_Source material_:
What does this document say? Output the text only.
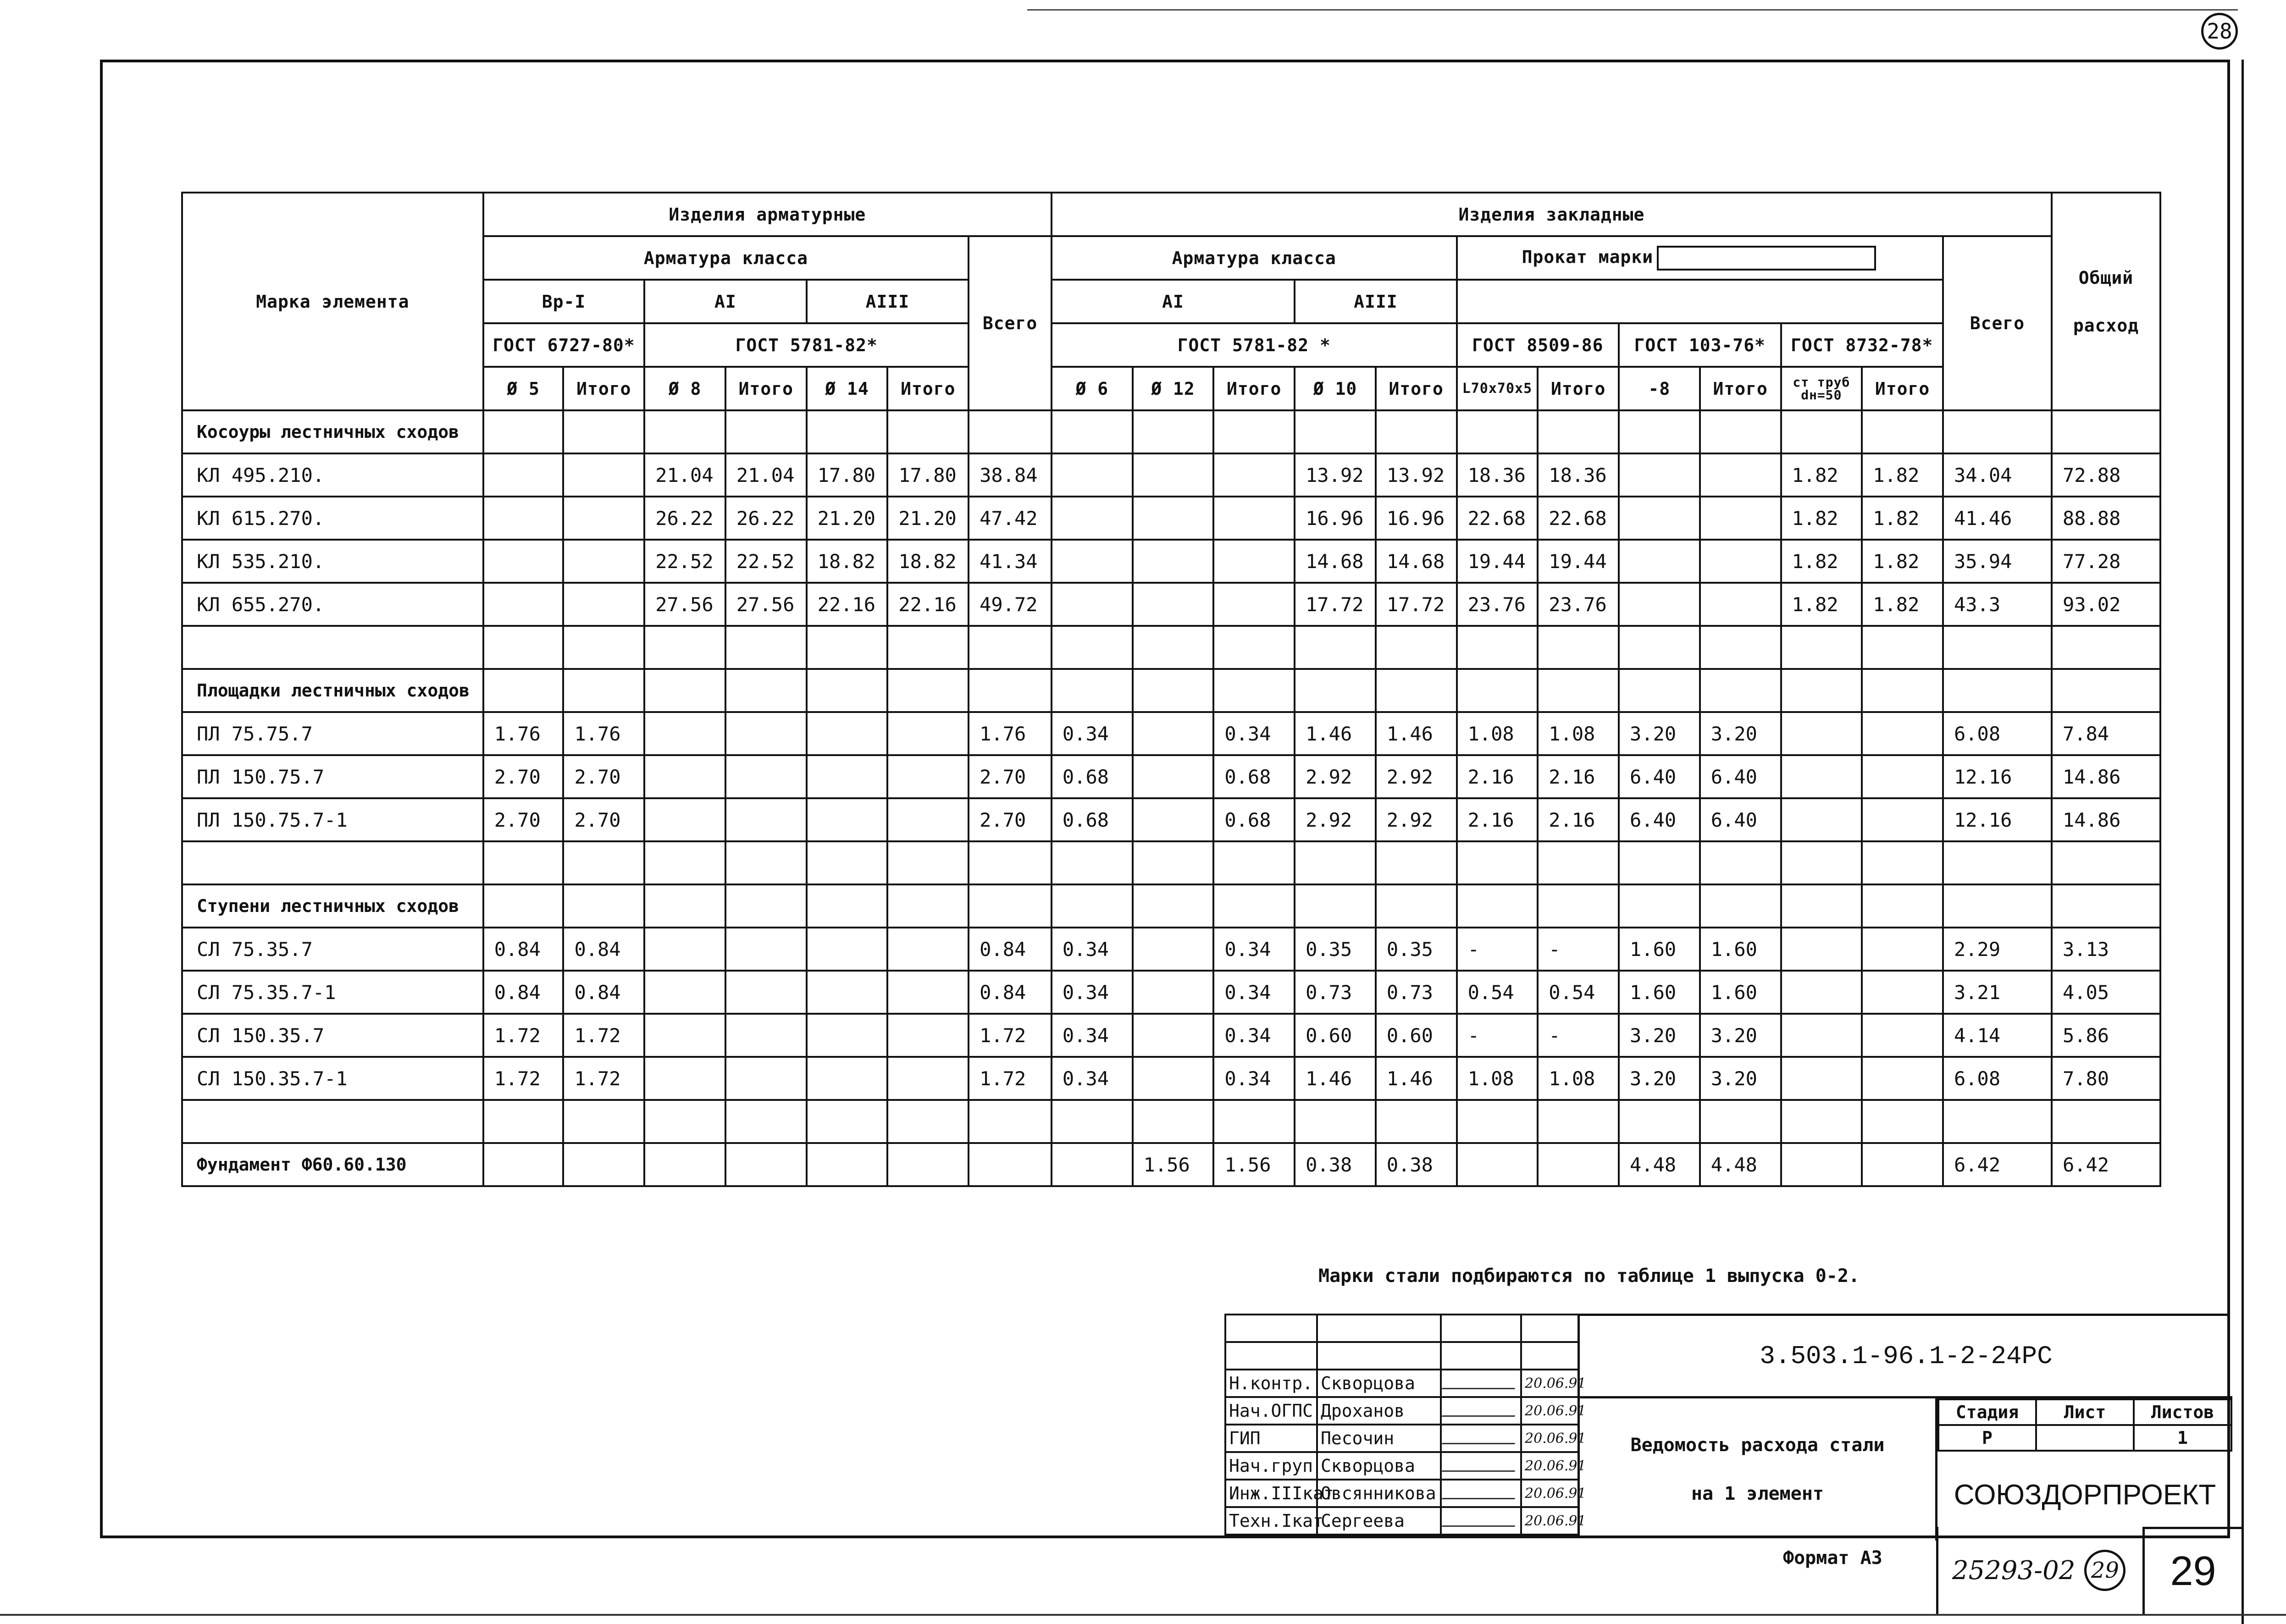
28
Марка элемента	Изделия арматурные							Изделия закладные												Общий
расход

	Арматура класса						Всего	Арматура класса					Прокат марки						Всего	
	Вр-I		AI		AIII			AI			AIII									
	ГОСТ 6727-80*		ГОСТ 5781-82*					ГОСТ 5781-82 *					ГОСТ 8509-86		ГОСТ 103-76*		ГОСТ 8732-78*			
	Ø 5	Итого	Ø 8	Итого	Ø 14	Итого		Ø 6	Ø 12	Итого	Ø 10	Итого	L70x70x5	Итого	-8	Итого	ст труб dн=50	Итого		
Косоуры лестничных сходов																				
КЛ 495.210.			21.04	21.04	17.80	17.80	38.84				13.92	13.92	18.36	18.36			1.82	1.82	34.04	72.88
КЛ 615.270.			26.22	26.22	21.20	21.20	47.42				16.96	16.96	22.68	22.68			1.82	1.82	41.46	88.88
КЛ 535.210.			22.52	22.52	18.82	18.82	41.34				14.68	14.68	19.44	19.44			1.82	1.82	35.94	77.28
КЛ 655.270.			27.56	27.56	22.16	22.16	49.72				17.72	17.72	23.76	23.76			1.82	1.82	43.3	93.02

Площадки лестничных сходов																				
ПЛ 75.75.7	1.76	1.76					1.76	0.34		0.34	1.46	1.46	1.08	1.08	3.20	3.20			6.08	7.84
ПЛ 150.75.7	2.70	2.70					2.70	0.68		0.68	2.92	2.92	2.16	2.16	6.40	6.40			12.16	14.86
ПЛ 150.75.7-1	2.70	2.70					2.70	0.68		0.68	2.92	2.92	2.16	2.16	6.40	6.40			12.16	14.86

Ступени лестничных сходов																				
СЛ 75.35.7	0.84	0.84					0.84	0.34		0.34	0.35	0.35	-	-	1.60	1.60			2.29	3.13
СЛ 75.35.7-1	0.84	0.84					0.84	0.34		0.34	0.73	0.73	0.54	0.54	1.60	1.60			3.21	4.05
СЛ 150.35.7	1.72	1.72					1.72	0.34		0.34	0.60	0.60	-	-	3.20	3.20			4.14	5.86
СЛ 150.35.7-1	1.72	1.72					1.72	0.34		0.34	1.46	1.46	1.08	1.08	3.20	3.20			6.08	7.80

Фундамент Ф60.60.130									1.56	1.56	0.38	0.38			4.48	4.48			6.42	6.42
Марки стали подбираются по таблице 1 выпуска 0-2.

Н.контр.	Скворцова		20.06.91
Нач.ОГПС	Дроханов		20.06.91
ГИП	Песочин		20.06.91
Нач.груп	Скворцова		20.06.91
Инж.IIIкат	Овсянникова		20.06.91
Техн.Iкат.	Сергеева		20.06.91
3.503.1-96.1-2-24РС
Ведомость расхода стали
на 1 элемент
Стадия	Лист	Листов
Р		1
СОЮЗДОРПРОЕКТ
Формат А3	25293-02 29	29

_Written request_:
Check each line of the records above for the string "Скворцова", and report every line that has it.

_Correct output_:
Н.контр.	Скворцова		20.06.91
Нач.груп	Скворцова		20.06.91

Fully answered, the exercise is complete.